_TO DO_
For the copy, please give all of the data again exactly and leave the pictures out.

_DATA EXCERPTS_
________________________________________

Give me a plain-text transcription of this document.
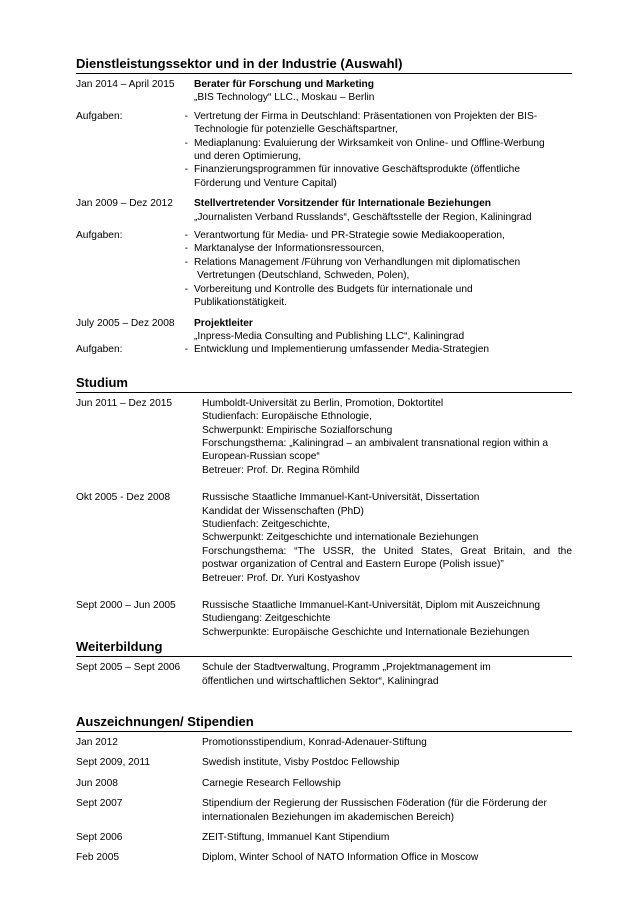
Dienstleistungssektor und in der Industrie (Auswahl)
Jan 2014 – April 2015	Berater für Forschung und Marketing
„BIS Technology“ LLC., Moskau – Berlin
Aufgaben:	- Vertretung der Firma in Deutschland: Präsentationen von Projekten der BIS-
Technologie für potenzielle Geschäftspartner,
- Mediaplanung: Evaluierung der Wirksamkeit von Online- und Offline-Werbung
und deren Optimierung,
- Finanzierungsprogrammen für innovative Geschäftsprodukte (öffentliche
Förderung und Venture Capital)
Jan 2009 – Dez 2012	Stellvertretender Vorsitzender für Internationale Beziehungen
„Journalisten Verband Russlands“, Geschäftsstelle der Region, Kaliningrad
Aufgaben:	- Verantwortung für Media- und PR-Strategie sowie Mediakooperation,
- Marktanalyse der Informationsressourcen,
- Relations Management /Führung von Verhandlungen mit diplomatischen
Vertretungen (Deutschland, Schweden, Polen),
- Vorbereitung und Kontrolle des Budgets für internationale und
Publikationstätigkeit.
July 2005 – Dez 2008	Projektleiter
„Inpress-Media Consulting and Publishing LLC“, Kaliningrad
Aufgaben:	- Entwicklung und Implementierung umfassender Media-Strategien
Studium
Jun 2011 – Dez 2015	Humboldt-Universität zu Berlin, Promotion, Doktortitel
Studienfach: Europäische Ethnologie,
Schwerpunkt: Empirische Sozialforschung
Forschungsthema: „Kaliningrad – an ambivalent transnational region within a
European-Russian scope“
Betreuer: Prof. Dr. Regina Römhild
Okt 2005 - Dez 2008	Russische Staatliche Immanuel-Kant-Universität, Dissertation
Kandidat der Wissenschaften (PhD)
Studienfach: Zeitgeschichte,
Schwerpunkt: Zeitgeschichte und internationale Beziehungen
Forschungsthema: “The USSR, the United States, Great Britain, and the
postwar organization of Central and Eastern Europe (Polish issue)”
Betreuer: Prof. Dr. Yuri Kostyashov
Sept 2000 – Jun 2005	Russische Staatliche Immanuel-Kant-Universität, Diplom mit Auszeichnung
Studiengang: Zeitgeschichte
Schwerpunkte: Europäische Geschichte und Internationale Beziehungen
Weiterbildung
Sept 2005 – Sept 2006	Schule der Stadtverwaltung, Programm „Projektmanagement im
öffentlichen und wirtschaftlichen Sektor“, Kaliningrad
Auszeichnungen/ Stipendien
Jan 2012	Promotionsstipendium, Konrad-Adenauer-Stiftung
Sept 2009, 2011	Swedish institute, Visby Postdoc Fellowship
Jun 2008	Carnegie Research Fellowship
Sept 2007	Stipendium der Regierung der Russischen Föderation (für die Förderung der
internationalen Beziehungen im akademischen Bereich)
Sept 2006	ZEIT-Stiftung, Immanuel Kant Stipendium
Feb 2005	Diplom, Winter School of NATO Information Office in Moscow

________________________________________

_REPLY TO THE TASK_
Give me a plain-text transcription of this document.
Dienstleistungssektor und in der Industrie (Auswahl)
Jan 2014 – April 2015	Berater für Forschung und Marketing
„BIS Technology“ LLC., Moskau – Berlin
Aufgaben:	- Vertretung der Firma in Deutschland: Präsentationen von Projekten der BIS-
Technologie für potenzielle Geschäftspartner,
- Mediaplanung: Evaluierung der Wirksamkeit von Online- und Offline-Werbung
und deren Optimierung,
- Finanzierungsprogrammen für innovative Geschäftsprodukte (öffentliche
Förderung und Venture Capital)
Jan 2009 – Dez 2012	Stellvertretender Vorsitzender für Internationale Beziehungen
„Journalisten Verband Russlands“, Geschäftsstelle der Region, Kaliningrad
Aufgaben:	- Verantwortung für Media- und PR-Strategie sowie Mediakooperation,
- Marktanalyse der Informationsressourcen,
- Relations Management /Führung von Verhandlungen mit diplomatischen
Vertretungen (Deutschland, Schweden, Polen),
- Vorbereitung und Kontrolle des Budgets für internationale und
Publikationstätigkeit.
July 2005 – Dez 2008	Projektleiter
„Inpress-Media Consulting and Publishing LLC“, Kaliningrad
Aufgaben:	- Entwicklung und Implementierung umfassender Media-Strategien
Studium
Jun 2011 – Dez 2015	Humboldt-Universität zu Berlin, Promotion, Doktortitel
Studienfach: Europäische Ethnologie,
Schwerpunkt: Empirische Sozialforschung
Forschungsthema: „Kaliningrad – an ambivalent transnational region within a
European-Russian scope“
Betreuer: Prof. Dr. Regina Römhild
Okt 2005 - Dez 2008	Russische Staatliche Immanuel-Kant-Universität, Dissertation
Kandidat der Wissenschaften (PhD)
Studienfach: Zeitgeschichte,
Schwerpunkt: Zeitgeschichte und internationale Beziehungen
Forschungsthema: “The USSR, the United States, Great Britain, and the
postwar organization of Central and Eastern Europe (Polish issue)”
Betreuer: Prof. Dr. Yuri Kostyashov
Sept 2000 – Jun 2005	Russische Staatliche Immanuel-Kant-Universität, Diplom mit Auszeichnung
Studiengang: Zeitgeschichte
Schwerpunkte: Europäische Geschichte und Internationale Beziehungen
Weiterbildung
Sept 2005 – Sept 2006	Schule der Stadtverwaltung, Programm „Projektmanagement im
öffentlichen und wirtschaftlichen Sektor“, Kaliningrad
Auszeichnungen/ Stipendien
Jan 2012	Promotionsstipendium, Konrad-Adenauer-Stiftung
Sept 2009, 2011	Swedish institute, Visby Postdoc Fellowship
Jun 2008	Carnegie Research Fellowship
Sept 2007	Stipendium der Regierung der Russischen Föderation (für die Förderung der
internationalen Beziehungen im akademischen Bereich)
Sept 2006	ZEIT-Stiftung, Immanuel Kant Stipendium
Feb 2005	Diplom, Winter School of NATO Information Office in Moscow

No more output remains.